* **WORK TO DO**: Gather, from the data below, each line in which the word "решения" occurs.

● ● ●

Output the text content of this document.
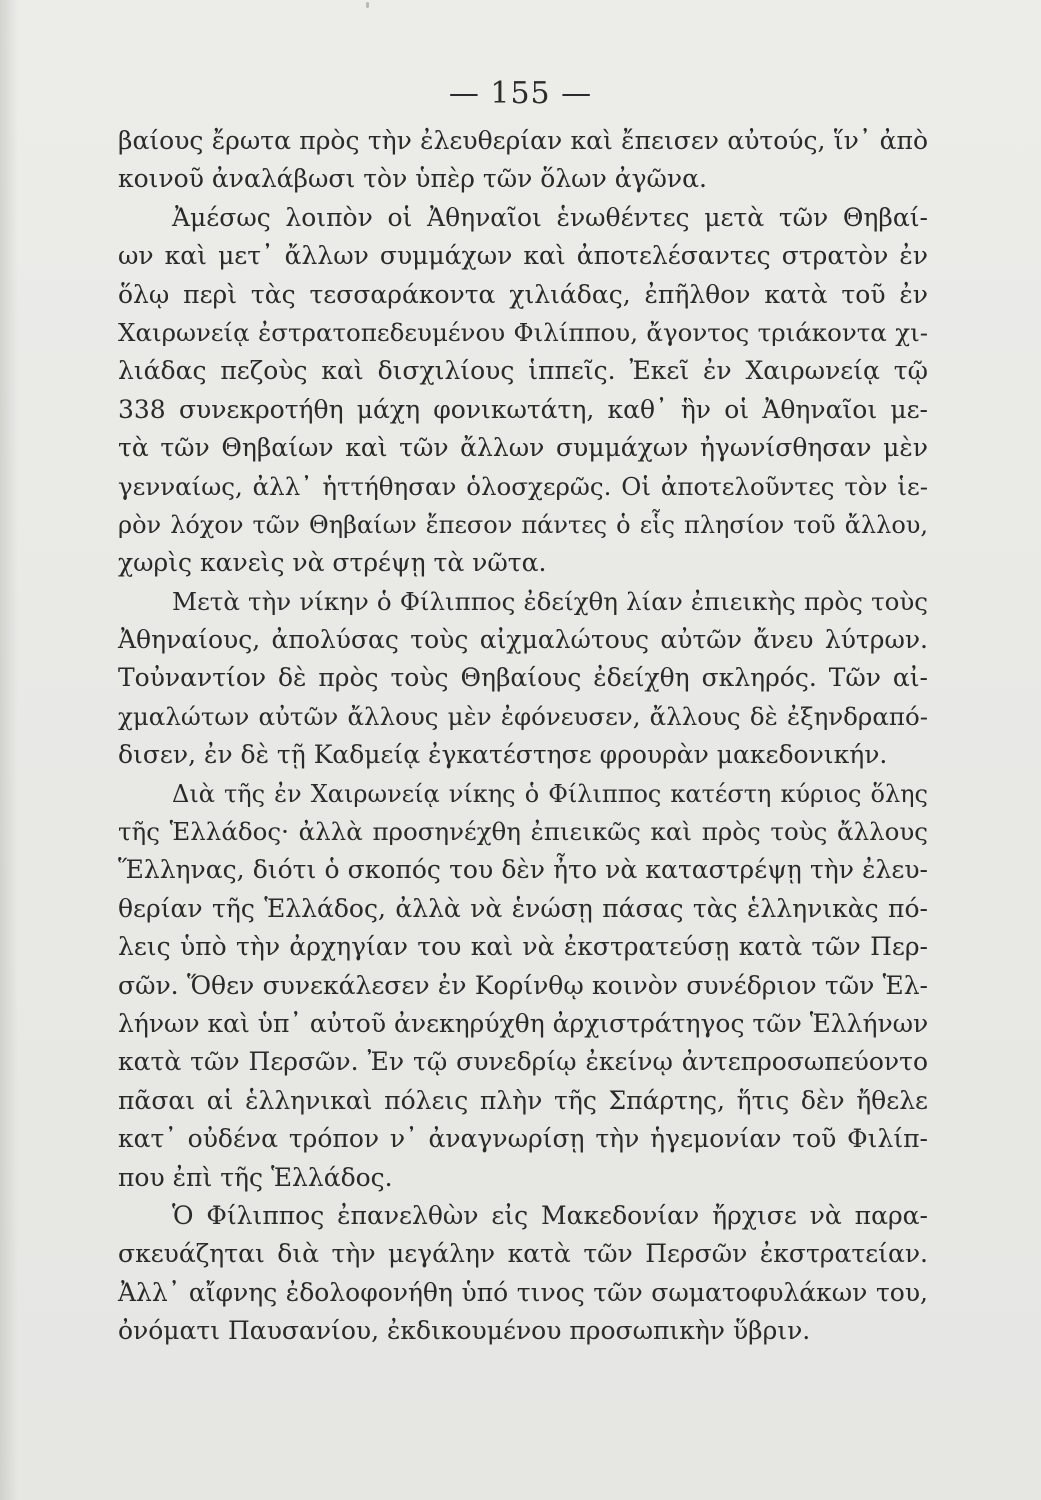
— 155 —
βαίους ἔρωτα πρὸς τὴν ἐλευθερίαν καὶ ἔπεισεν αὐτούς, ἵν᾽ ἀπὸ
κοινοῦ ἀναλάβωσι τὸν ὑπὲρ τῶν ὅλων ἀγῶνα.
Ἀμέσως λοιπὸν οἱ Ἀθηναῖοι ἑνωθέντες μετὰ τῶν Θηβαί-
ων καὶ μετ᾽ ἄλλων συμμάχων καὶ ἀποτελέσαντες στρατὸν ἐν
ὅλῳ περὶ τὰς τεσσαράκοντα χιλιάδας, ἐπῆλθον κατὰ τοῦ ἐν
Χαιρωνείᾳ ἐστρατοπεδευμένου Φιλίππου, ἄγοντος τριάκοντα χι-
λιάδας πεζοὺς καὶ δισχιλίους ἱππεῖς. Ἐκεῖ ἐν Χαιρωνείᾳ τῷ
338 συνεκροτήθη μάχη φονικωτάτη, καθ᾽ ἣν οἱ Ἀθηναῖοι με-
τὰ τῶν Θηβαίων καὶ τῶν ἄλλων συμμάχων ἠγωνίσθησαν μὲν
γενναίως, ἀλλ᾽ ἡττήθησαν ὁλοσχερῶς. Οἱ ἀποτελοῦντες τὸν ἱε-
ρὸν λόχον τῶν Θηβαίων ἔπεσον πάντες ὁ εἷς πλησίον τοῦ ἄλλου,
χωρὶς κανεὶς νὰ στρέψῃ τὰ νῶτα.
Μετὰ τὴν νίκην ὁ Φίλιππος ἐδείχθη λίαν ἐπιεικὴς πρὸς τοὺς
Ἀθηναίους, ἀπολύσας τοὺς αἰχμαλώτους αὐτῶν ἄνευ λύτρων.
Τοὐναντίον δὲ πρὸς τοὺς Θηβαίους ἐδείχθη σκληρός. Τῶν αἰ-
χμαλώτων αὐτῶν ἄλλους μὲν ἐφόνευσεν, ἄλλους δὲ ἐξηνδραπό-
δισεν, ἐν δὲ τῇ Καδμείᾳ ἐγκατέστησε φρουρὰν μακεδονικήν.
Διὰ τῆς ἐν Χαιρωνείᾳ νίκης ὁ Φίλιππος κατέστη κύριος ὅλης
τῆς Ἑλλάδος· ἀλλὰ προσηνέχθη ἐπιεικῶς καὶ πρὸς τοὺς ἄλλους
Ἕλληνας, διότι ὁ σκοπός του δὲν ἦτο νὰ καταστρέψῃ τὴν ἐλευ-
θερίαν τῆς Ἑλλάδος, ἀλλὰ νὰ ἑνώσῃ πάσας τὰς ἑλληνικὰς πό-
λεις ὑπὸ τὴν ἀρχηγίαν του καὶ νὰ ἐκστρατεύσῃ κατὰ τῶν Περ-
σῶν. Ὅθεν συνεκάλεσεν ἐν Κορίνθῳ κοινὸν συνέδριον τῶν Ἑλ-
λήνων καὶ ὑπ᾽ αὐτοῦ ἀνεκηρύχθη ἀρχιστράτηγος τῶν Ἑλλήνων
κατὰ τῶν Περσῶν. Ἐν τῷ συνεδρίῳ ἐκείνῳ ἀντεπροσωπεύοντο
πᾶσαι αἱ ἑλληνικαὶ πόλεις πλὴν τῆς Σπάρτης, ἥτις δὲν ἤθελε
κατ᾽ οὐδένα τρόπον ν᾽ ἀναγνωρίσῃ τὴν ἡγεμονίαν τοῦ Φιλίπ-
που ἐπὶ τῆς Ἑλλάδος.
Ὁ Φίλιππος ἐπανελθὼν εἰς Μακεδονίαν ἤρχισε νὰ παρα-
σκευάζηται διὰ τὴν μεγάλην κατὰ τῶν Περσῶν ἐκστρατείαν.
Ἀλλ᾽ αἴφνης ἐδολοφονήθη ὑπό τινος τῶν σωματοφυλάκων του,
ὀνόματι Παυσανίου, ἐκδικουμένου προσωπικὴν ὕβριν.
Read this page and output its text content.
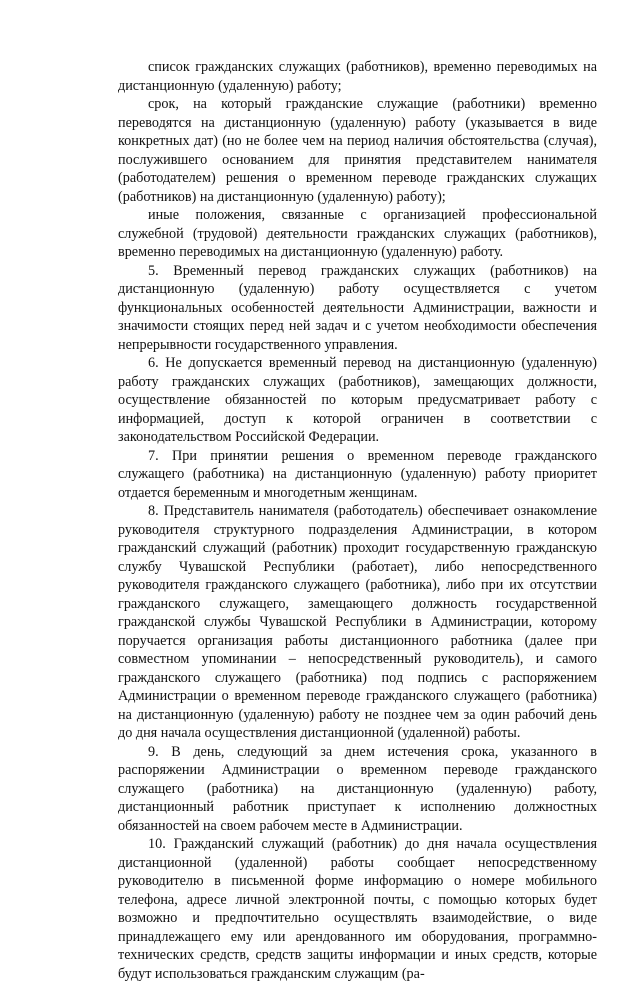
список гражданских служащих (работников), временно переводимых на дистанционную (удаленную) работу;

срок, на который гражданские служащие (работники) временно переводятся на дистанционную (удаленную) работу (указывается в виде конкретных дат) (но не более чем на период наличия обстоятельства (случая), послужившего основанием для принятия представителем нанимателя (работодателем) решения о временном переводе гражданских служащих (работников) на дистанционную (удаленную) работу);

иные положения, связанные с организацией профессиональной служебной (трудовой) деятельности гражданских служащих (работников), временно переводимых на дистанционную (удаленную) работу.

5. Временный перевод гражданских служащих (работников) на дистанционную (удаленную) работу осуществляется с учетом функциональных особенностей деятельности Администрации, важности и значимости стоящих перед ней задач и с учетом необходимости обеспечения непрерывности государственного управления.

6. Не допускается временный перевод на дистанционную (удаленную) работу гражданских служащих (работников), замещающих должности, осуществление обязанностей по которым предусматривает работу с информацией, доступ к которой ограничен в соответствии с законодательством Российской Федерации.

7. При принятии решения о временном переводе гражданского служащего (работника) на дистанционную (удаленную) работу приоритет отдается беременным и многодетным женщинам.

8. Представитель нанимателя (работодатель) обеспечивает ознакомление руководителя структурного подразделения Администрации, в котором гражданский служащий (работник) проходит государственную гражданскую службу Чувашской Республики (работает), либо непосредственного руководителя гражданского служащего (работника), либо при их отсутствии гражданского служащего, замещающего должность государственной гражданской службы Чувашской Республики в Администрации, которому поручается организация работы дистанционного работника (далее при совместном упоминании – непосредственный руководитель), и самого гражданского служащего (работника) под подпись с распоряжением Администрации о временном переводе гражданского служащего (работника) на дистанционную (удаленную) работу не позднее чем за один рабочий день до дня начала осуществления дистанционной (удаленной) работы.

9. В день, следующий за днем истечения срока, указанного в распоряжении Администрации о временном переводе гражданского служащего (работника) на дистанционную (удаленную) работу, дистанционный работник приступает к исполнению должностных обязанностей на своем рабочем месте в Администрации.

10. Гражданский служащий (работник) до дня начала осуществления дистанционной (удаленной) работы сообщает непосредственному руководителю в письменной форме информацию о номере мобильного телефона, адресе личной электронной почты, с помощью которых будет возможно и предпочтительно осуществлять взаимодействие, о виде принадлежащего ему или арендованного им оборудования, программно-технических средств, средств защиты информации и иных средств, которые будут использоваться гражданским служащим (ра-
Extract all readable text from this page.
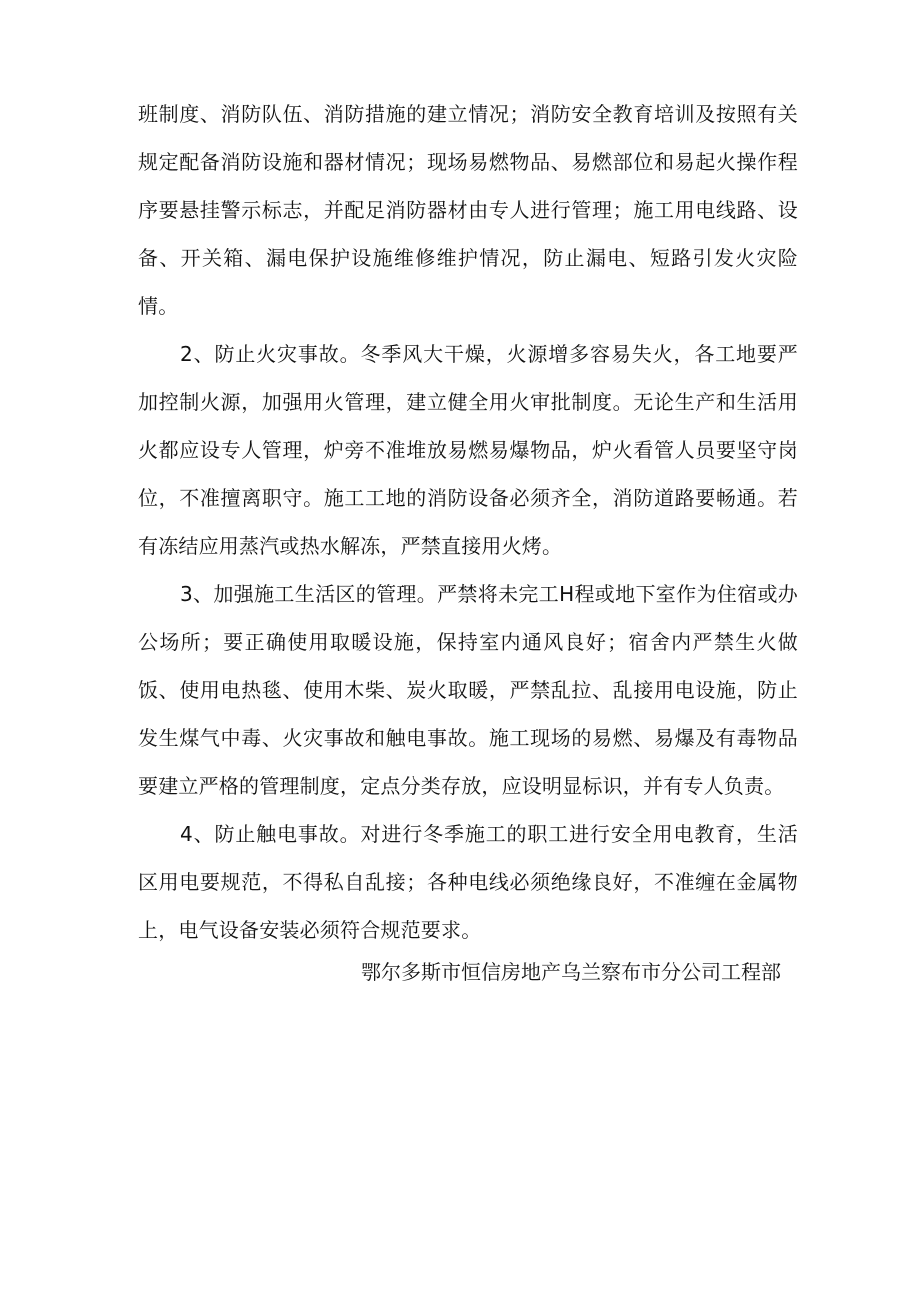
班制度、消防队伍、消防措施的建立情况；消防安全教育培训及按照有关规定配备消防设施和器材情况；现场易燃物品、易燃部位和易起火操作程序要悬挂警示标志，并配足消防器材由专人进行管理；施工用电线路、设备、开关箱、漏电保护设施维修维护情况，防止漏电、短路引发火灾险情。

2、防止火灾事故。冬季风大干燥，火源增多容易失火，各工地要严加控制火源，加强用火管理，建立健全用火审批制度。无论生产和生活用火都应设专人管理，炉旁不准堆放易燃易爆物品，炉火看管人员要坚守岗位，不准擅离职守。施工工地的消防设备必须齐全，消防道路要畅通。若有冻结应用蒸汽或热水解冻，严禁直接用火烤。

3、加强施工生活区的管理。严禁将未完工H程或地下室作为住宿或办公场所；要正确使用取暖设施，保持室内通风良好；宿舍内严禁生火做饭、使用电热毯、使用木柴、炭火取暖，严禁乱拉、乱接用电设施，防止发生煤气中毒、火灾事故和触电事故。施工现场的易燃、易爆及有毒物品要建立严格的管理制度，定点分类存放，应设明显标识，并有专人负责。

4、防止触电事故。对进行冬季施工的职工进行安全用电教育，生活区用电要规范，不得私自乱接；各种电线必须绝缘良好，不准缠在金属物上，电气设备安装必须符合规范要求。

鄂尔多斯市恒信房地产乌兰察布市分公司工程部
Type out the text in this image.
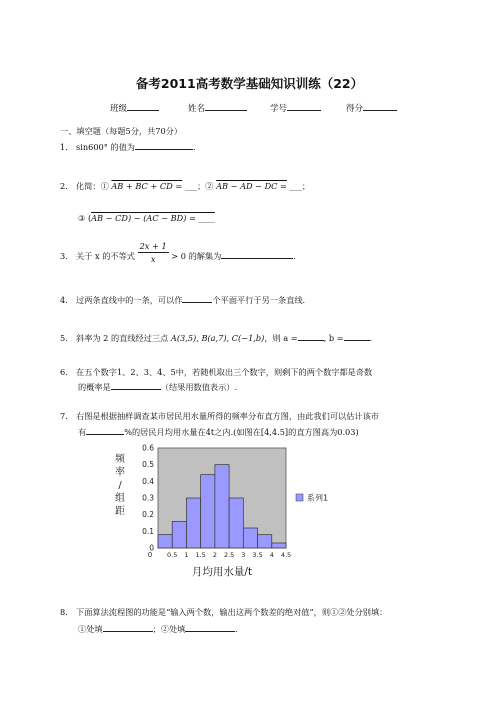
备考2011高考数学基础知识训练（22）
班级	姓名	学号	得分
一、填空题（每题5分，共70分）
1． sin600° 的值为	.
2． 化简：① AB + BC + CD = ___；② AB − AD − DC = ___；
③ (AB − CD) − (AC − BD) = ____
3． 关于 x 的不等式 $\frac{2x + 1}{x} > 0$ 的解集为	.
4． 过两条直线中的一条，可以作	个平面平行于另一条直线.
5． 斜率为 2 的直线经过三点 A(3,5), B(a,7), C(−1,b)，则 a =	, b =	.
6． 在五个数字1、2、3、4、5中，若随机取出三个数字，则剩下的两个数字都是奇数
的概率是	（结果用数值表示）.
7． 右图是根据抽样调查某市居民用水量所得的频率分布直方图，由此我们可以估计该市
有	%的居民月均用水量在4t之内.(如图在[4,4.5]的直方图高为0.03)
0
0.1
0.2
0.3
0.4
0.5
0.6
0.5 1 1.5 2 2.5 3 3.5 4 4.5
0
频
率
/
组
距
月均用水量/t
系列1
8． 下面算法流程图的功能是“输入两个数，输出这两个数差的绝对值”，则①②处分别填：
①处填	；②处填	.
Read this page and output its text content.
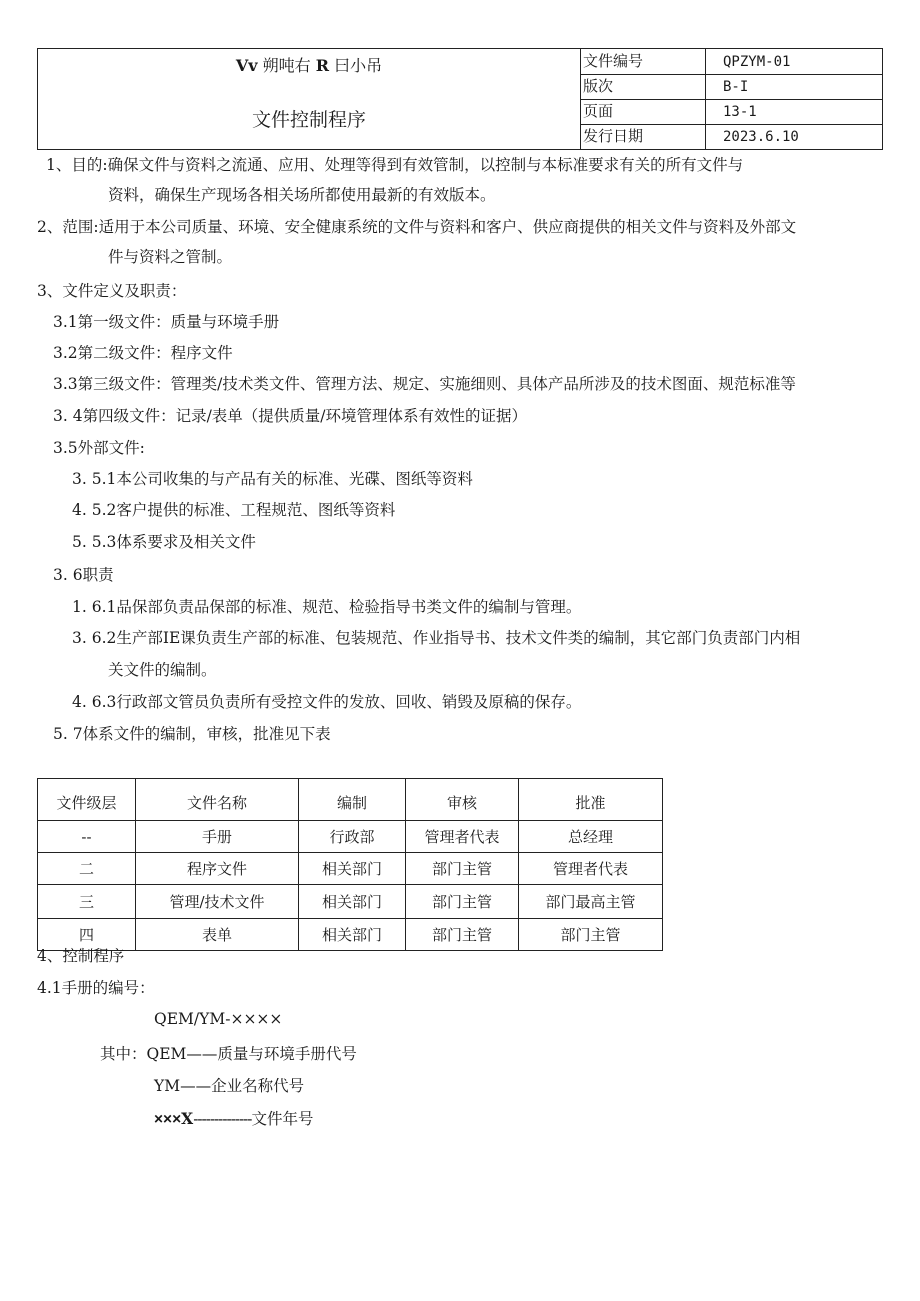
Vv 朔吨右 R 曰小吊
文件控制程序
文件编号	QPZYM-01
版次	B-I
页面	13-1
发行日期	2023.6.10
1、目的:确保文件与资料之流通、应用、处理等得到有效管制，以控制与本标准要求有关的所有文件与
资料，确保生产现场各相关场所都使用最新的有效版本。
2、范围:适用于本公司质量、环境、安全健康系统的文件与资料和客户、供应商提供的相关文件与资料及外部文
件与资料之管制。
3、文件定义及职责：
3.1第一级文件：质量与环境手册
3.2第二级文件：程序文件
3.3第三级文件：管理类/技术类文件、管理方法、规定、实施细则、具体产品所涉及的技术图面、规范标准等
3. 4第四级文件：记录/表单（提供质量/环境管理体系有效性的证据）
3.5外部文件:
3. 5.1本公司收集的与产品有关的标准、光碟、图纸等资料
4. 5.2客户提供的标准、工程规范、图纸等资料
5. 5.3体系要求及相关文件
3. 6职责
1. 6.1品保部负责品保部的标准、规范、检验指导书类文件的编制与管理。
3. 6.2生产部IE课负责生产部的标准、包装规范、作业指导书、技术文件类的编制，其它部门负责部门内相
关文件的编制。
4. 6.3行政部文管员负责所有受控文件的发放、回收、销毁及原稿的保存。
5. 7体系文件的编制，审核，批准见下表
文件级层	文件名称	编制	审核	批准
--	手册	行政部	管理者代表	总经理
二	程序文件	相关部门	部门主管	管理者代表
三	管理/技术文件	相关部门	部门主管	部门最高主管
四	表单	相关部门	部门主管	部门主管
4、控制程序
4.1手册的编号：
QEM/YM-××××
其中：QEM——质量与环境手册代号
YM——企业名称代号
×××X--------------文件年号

● ● ●

* **WRITTEN ANSWER**:
срок, на который гражданские служащие (работники) временно переводятся на дистанционную (удаленную) работу (указывается в виде конкретных дат) (но не более чем на период наличия обстоятельства (случая), послужившего основанием для принятия представителем нанимателя (работодателем) решения о временном переводе гражданских служащих (работников) на дистанционную (удаленную) работу);
7. При принятии решения о временном переводе гражданского служащего (работника) на дистанционную (удаленную) работу приоритет отдается беременным и многодетным женщинам.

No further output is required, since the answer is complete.